--- START OF RECORD LIST ---

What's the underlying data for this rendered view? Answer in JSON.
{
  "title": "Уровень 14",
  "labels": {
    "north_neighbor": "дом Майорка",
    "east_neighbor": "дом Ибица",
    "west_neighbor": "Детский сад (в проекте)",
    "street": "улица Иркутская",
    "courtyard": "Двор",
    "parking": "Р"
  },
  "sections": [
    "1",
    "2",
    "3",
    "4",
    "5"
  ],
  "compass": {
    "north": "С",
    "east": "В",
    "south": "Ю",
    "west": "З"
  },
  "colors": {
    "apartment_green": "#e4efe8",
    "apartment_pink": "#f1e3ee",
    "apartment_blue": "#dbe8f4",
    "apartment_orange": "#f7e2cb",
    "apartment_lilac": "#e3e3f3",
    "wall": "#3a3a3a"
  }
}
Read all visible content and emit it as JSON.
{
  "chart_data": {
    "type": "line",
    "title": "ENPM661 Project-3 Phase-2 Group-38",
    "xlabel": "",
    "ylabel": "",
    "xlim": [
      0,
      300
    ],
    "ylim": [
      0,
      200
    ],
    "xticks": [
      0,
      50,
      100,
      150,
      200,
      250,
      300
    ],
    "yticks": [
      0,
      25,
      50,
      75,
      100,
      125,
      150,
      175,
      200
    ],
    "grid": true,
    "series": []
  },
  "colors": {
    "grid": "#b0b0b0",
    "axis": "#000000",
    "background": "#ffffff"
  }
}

--- END OF RECORD LIST ---

■ **DESCRIPTION OF THE TASK**
Gather from the data above every line with the string "title".

■ **OUTPUT**
  "title": "Уровень 14",
    "title": "ENPM661 Project-3 Phase-2 Group-38",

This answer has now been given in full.